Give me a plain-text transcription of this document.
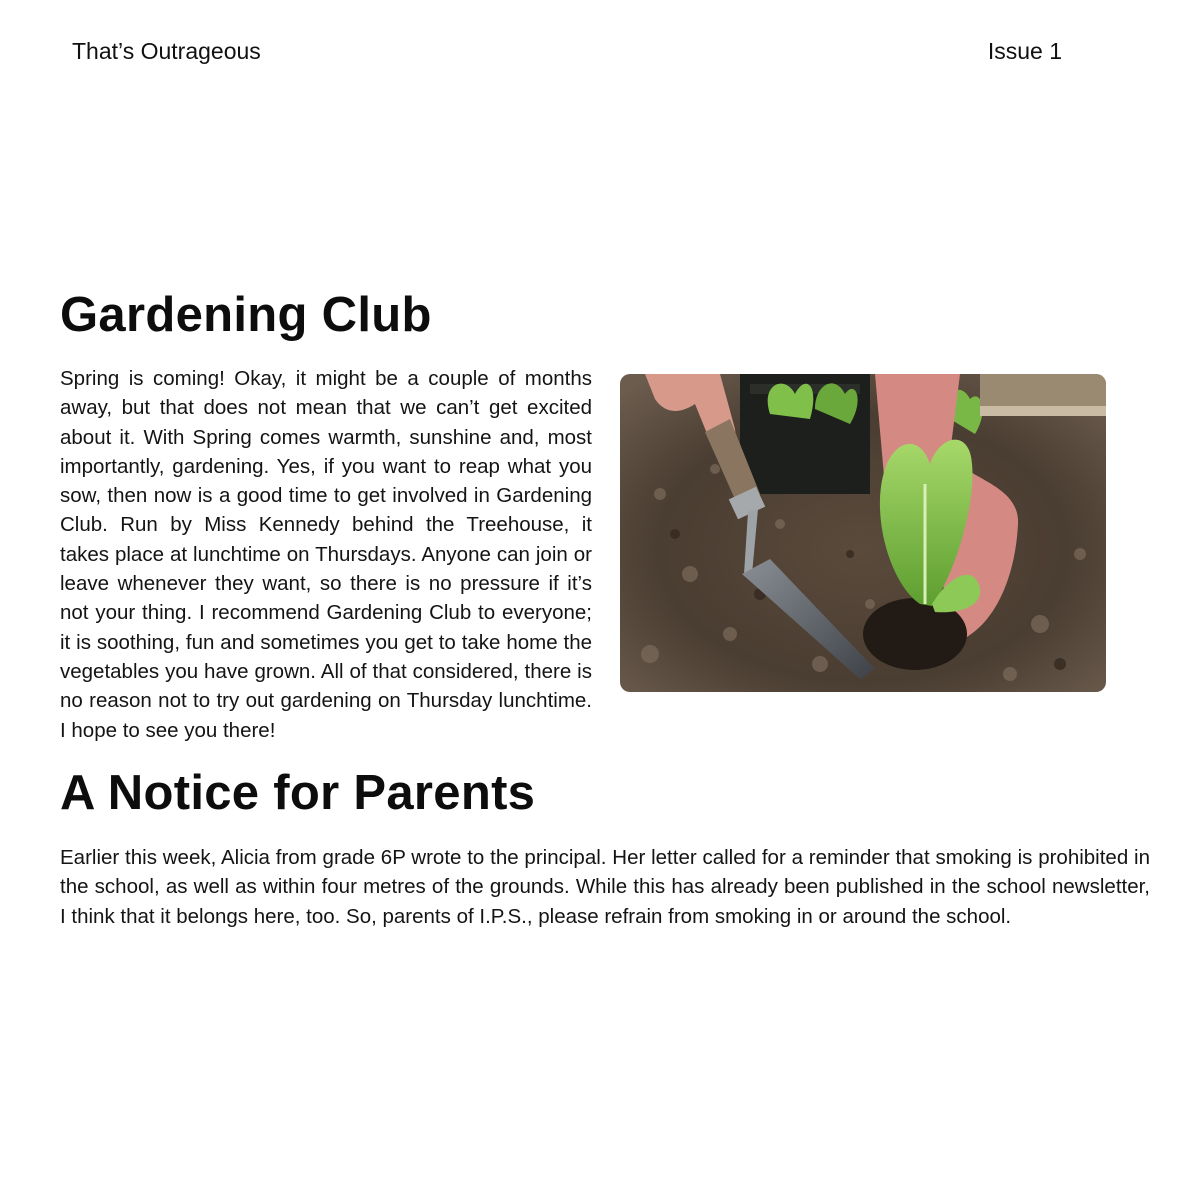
That’s Outrageous	Issue 1
Gardening Club
Spring is coming! Okay, it might be a couple of months away, but that does not mean that we can’t get excited about it. With Spring comes warmth, sunshine and, most importantly, gardening. Yes, if you want to reap what you sow, then now is a good time to get involved in Gardening Club. Run by Miss Kennedy behind the Treehouse, it takes place at lunchtime on Thursdays. Anyone can join or leave whenever they want, so there is no pressure if it’s not your thing. I recommend Gardening Club to everyone; it is soothing, fun and sometimes you get to take home the vegetables you have grown. All of that considered, there is no reason not to try out gardening on Thursday lunchtime. I hope to see you there!
A Notice for Parents
Earlier this week, Alicia from grade 6P wrote to the principal. Her letter called for a reminder that smoking is prohibited in the school, as well as within four metres of the grounds. While this has already been published in the school newsletter, I think that it belongs here, too. So, parents of I.P.S., please refrain from smoking in or around the school.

◆ ◆ ◆ ◆

Exercise details —
Pictures in the records must not appear in the copy; transcribe everything else precisely.

Reply —
Give me a plain-text transcription of this document.
That’s Outrageous	Issue 1
Gardening Club
Spring is coming! Okay, it might be a couple of months away, but that does not mean that we can’t get excited about it. With Spring comes warmth, sunshine and, most importantly, gardening. Yes, if you want to reap what you sow, then now is a good time to get involved in Gardening Club. Run by Miss Kennedy behind the Treehouse, it takes place at lunchtime on Thursdays. Anyone can join or leave whenever they want, so there is no pressure if it’s not your thing. I recommend Gardening Club to everyone; it is soothing, fun and sometimes you get to take home the vegetables you have grown. All of that considered, there is no reason not to try out gardening on Thursday lunchtime. I hope to see you there!
A Notice for Parents
Earlier this week, Alicia from grade 6P wrote to the principal. Her letter called for a reminder that smoking is prohibited in the school, as well as within four metres of the grounds. While this has already been published in the school newsletter, I think that it belongs here, too. So, parents of I.P.S., please refrain from smoking in or around the school.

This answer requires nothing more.